start EXERCISE INPUT

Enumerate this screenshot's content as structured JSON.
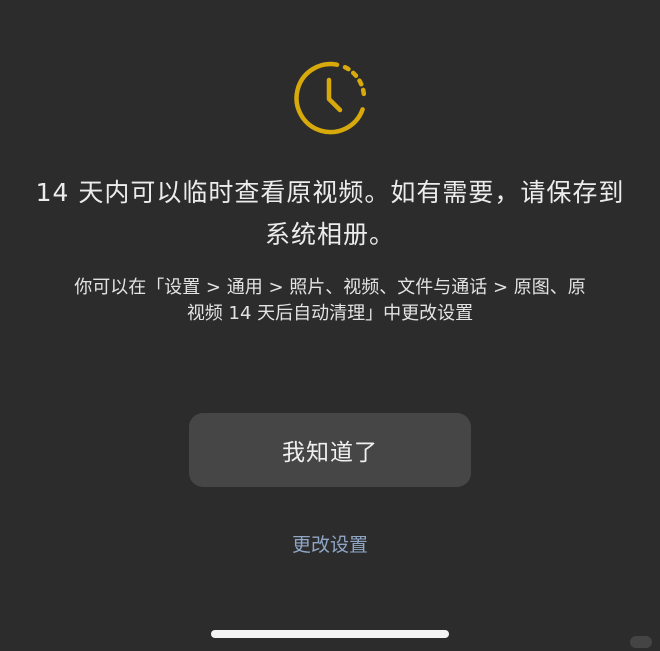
{
  "icon": {
    "name": "clock-icon",
    "color": "#d8a90a"
  },
  "dialog": {
    "headline_line1": "14 天内可以临时查看原视频。如有需要，请保存到",
    "headline_line2": "系统相册。",
    "subtext_line1": "你可以在「设置 > 通用 > 照片、视频、文件与通话 > 原图、原",
    "subtext_line2": "视频 14 天后自动清理」中更改设置",
    "ok_label": "我知道了",
    "settings_label": "更改设置"
  },
  "colors": {
    "background": "#2c2c2c",
    "button": "#464646",
    "link": "#8fa6c6",
    "accent": "#d8a90a"
  }
}
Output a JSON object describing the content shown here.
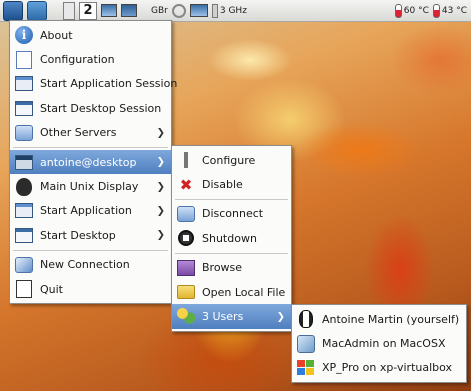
{
  "panel": {
    "workspace_active": "2",
    "network_label": "GBr",
    "cpu_freq": "3 GHz",
    "temp1": "60 °C",
    "temp2": "43 °C"
  },
  "main_menu": {
    "items": [
      {
        "label": "About",
        "icon": "info-icon"
      },
      {
        "label": "Configuration",
        "icon": "configuration-icon"
      },
      {
        "label": "Start Application Session",
        "icon": "application-session-icon"
      },
      {
        "label": "Start Desktop Session",
        "icon": "desktop-session-icon"
      },
      {
        "label": "Other Servers",
        "icon": "network-servers-icon",
        "submenu": true
      },
      {
        "label": "antoine@desktop",
        "icon": "server-icon",
        "submenu": true,
        "selected": true
      },
      {
        "label": "Main Unix Display",
        "icon": "gnome-foot-icon",
        "submenu": true
      },
      {
        "label": "Start Application",
        "icon": "start-application-icon",
        "submenu": true
      },
      {
        "label": "Start Desktop",
        "icon": "start-desktop-icon",
        "submenu": true
      },
      {
        "label": "New Connection",
        "icon": "new-connection-icon"
      },
      {
        "label": "Quit",
        "icon": "quit-icon"
      }
    ]
  },
  "server_menu": {
    "items": [
      {
        "label": "Configure",
        "icon": "configure-icon"
      },
      {
        "label": "Disable",
        "icon": "disable-icon"
      },
      {
        "label": "Disconnect",
        "icon": "disconnect-icon"
      },
      {
        "label": "Shutdown",
        "icon": "shutdown-icon"
      },
      {
        "label": "Browse",
        "icon": "browse-icon"
      },
      {
        "label": "Open Local File",
        "icon": "folder-icon"
      },
      {
        "label": "3 Users",
        "icon": "users-icon",
        "submenu": true,
        "selected": true
      }
    ]
  },
  "users_menu": {
    "items": [
      {
        "label": "Antoine Martin (yourself)",
        "icon": "linux-tux-icon"
      },
      {
        "label": "MacAdmin on MacOSX",
        "icon": "macos-icon"
      },
      {
        "label": "XP_Pro on xp-virtualbox",
        "icon": "windows-xp-icon"
      }
    ]
  },
  "colors": {
    "selection": "#5b88c6",
    "menu_bg": "#fbfbfa",
    "panel_bg": "#e6e6e3"
  }
}
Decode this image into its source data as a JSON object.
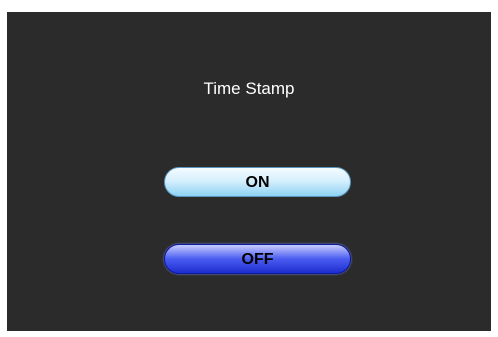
{
  "dialog": {
    "title": "Time Stamp",
    "options": [
      {
        "label": "ON",
        "selected": false
      },
      {
        "label": "OFF",
        "selected": true
      }
    ]
  },
  "colors": {
    "background": "#2b2b2b",
    "title_text": "#ffffff",
    "on_button": "#8fd2f4",
    "off_button_selected": "#1d2dd0"
  }
}
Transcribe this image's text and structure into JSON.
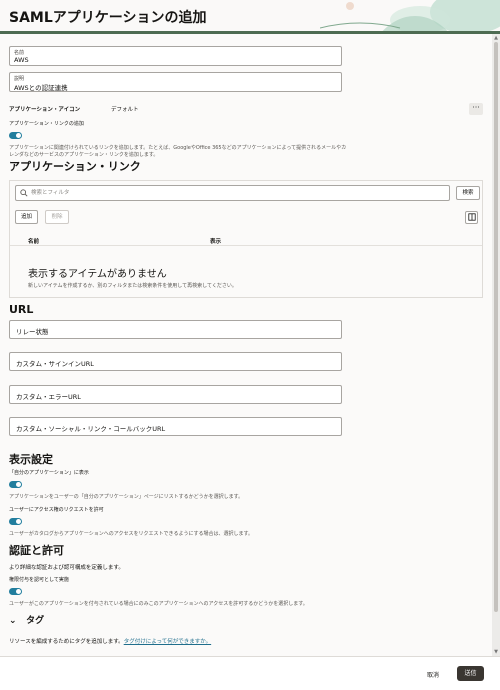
{
  "header": {
    "title": "SAMLアプリケーションの追加"
  },
  "fields": {
    "name": {
      "label": "名前",
      "value": "AWS"
    },
    "description": {
      "label": "説明",
      "value": "AWSとの認証連携"
    }
  },
  "app_icon": {
    "label": "アプリケーション・アイコン",
    "value": "デフォルト",
    "more": "···"
  },
  "app_links_toggle": {
    "label": "アプリケーション・リンクの追加",
    "help_line1": "アプリケーションに関連付けられているリンクを追加します。たとえば、GoogleやOffice 365などのアプリケーションによって提供されるメールやカ",
    "help_line2": "レンダなどのサービスのアプリケーション・リンクを追加します。"
  },
  "app_links": {
    "heading": "アプリケーション・リンク",
    "search_placeholder": "検索とフィルタ",
    "search_button": "検索",
    "add_button": "追加",
    "delete_button": "削除",
    "columns": [
      "名前",
      "表示"
    ],
    "empty_title": "表示するアイテムがありません",
    "empty_sub": "新しいアイテムを作成するか、別のフィルタまたは検索条件を使用して再検索してください。"
  },
  "url": {
    "heading": "URL",
    "relay_state": "リレー状態",
    "custom_signin": "カスタム・サインインURL",
    "custom_error": "カスタム・エラーURL",
    "custom_social": "カスタム・ソーシャル・リンク・コールバックURL"
  },
  "display": {
    "heading": "表示設定",
    "my_apps_label": "「自分のアプリケーション」に表示",
    "my_apps_help": "アプリケーションをユーザーの「自分のアプリケーション」ページにリストするかどうかを選択します。",
    "access_request_label": "ユーザーにアクセス権のリクエストを許可",
    "access_request_help": "ユーザーがカタログからアプリケーションへのアクセスをリクエストできるようにする場合は、選択します。"
  },
  "auth": {
    "heading": "認証と許可",
    "desc": "より詳細な認証および認可構成を定義します。",
    "enforce_label": "権限付与を認可として実施",
    "enforce_help": "ユーザーがこのアプリケーションを付与されている場合にのみこのアプリケーションへのアクセスを許可するかどうかを選択します。"
  },
  "tags": {
    "heading": "タグ",
    "text": "リソースを編成するためにタグを追加します。",
    "link": "タグ付けによって何ができますか。"
  },
  "footer": {
    "cancel": "取消",
    "submit": "送信"
  },
  "colors": {
    "accent": "#227e9e",
    "primary_button": "#3a3631",
    "link": "#1f6e8c"
  }
}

end EXERCISE INPUT

SET TASK -
Omit the images and transcribe all of the records above word for word.

ANSWER FOR THIS EXERCISE -
Enumerate this screenshot's content as structured JSON.
{
  "icon": {
    "name": "clock-icon",
    "color": "#d8a90a"
  },
  "dialog": {
    "headline_line1": "14 天内可以临时查看原视频。如有需要，请保存到",
    "headline_line2": "系统相册。",
    "subtext_line1": "你可以在「设置 > 通用 > 照片、视频、文件与通话 > 原图、原",
    "subtext_line2": "视频 14 天后自动清理」中更改设置",
    "ok_label": "我知道了",
    "settings_label": "更改设置"
  },
  "colors": {
    "background": "#2c2c2c",
    "button": "#464646",
    "link": "#8fa6c6",
    "accent": "#d8a90a"
  }
}
Output a JSON object describing the content shown here.
{
  "panel": {
    "workspace_active": "2",
    "network_label": "GBr",
    "cpu_freq": "3 GHz",
    "temp1": "60 °C",
    "temp2": "43 °C"
  },
  "main_menu": {
    "items": [
      {
        "label": "About",
        "icon": "info-icon"
      },
      {
        "label": "Configuration",
        "icon": "configuration-icon"
      },
      {
        "label": "Start Application Session",
        "icon": "application-session-icon"
      },
      {
        "label": "Start Desktop Session",
        "icon": "desktop-session-icon"
      },
      {
        "label": "Other Servers",
        "icon": "network-servers-icon",
        "submenu": true
      },
      {
        "label": "antoine@desktop",
        "icon": "server-icon",
        "submenu": true,
        "selected": true
      },
      {
        "label": "Main Unix Display",
        "icon": "gnome-foot-icon",
        "submenu": true
      },
      {
        "label": "Start Application",
        "icon": "start-application-icon",
        "submenu": true
      },
      {
        "label": "Start Desktop",
        "icon": "start-desktop-icon",
        "submenu": true
      },
      {
        "label": "New Connection",
        "icon": "new-connection-icon"
      },
      {
        "label": "Quit",
        "icon": "quit-icon"
      }
    ]
  },
  "server_menu": {
    "items": [
      {
        "label": "Configure",
        "icon": "configure-icon"
      },
      {
        "label": "Disable",
        "icon": "disable-icon"
      },
      {
        "label": "Disconnect",
        "icon": "disconnect-icon"
      },
      {
        "label": "Shutdown",
        "icon": "shutdown-icon"
      },
      {
        "label": "Browse",
        "icon": "browse-icon"
      },
      {
        "label": "Open Local File",
        "icon": "folder-icon"
      },
      {
        "label": "3 Users",
        "icon": "users-icon",
        "submenu": true,
        "selected": true
      }
    ]
  },
  "users_menu": {
    "items": [
      {
        "label": "Antoine Martin (yourself)",
        "icon": "linux-tux-icon"
      },
      {
        "label": "MacAdmin on MacOSX",
        "icon": "macos-icon"
      },
      {
        "label": "XP_Pro on xp-virtualbox",
        "icon": "windows-xp-icon"
      }
    ]
  },
  "colors": {
    "selection": "#5b88c6",
    "menu_bg": "#fbfbfa",
    "panel_bg": "#e6e6e3"
  }
}
Decode this image into its source data as a JSON object.
{
  "dialog": {
    "title": "Time Stamp",
    "options": [
      {
        "label": "ON",
        "selected": false
      },
      {
        "label": "OFF",
        "selected": true
      }
    ]
  },
  "colors": {
    "background": "#2b2b2b",
    "title_text": "#ffffff",
    "on_button": "#8fd2f4",
    "off_button_selected": "#1d2dd0"
  }
}
Transcribe this image's text and structure into JSON.
{
  "header": {
    "title": "SAMLアプリケーションの追加"
  },
  "fields": {
    "name": {
      "label": "名前",
      "value": "AWS"
    },
    "description": {
      "label": "説明",
      "value": "AWSとの認証連携"
    }
  },
  "app_icon": {
    "label": "アプリケーション・アイコン",
    "value": "デフォルト",
    "more": "···"
  },
  "app_links_toggle": {
    "label": "アプリケーション・リンクの追加",
    "help_line1": "アプリケーションに関連付けられているリンクを追加します。たとえば、GoogleやOffice 365などのアプリケーションによって提供されるメールやカ",
    "help_line2": "レンダなどのサービスのアプリケーション・リンクを追加します。"
  },
  "app_links": {
    "heading": "アプリケーション・リンク",
    "search_placeholder": "検索とフィルタ",
    "search_button": "検索",
    "add_button": "追加",
    "delete_button": "削除",
    "columns": [
      "名前",
      "表示"
    ],
    "empty_title": "表示するアイテムがありません",
    "empty_sub": "新しいアイテムを作成するか、別のフィルタまたは検索条件を使用して再検索してください。"
  },
  "url": {
    "heading": "URL",
    "relay_state": "リレー状態",
    "custom_signin": "カスタム・サインインURL",
    "custom_error": "カスタム・エラーURL",
    "custom_social": "カスタム・ソーシャル・リンク・コールバックURL"
  },
  "display": {
    "heading": "表示設定",
    "my_apps_label": "「自分のアプリケーション」に表示",
    "my_apps_help": "アプリケーションをユーザーの「自分のアプリケーション」ページにリストするかどうかを選択します。",
    "access_request_label": "ユーザーにアクセス権のリクエストを許可",
    "access_request_help": "ユーザーがカタログからアプリケーションへのアクセスをリクエストできるようにする場合は、選択します。"
  },
  "auth": {
    "heading": "認証と許可",
    "desc": "より詳細な認証および認可構成を定義します。",
    "enforce_label": "権限付与を認可として実施",
    "enforce_help": "ユーザーがこのアプリケーションを付与されている場合にのみこのアプリケーションへのアクセスを許可するかどうかを選択します。"
  },
  "tags": {
    "heading": "タグ",
    "text": "リソースを編成するためにタグを追加します。",
    "link": "タグ付けによって何ができますか。"
  },
  "footer": {
    "cancel": "取消",
    "submit": "送信"
  },
  "colors": {
    "accent": "#227e9e",
    "primary_button": "#3a3631",
    "link": "#1f6e8c"
  }
}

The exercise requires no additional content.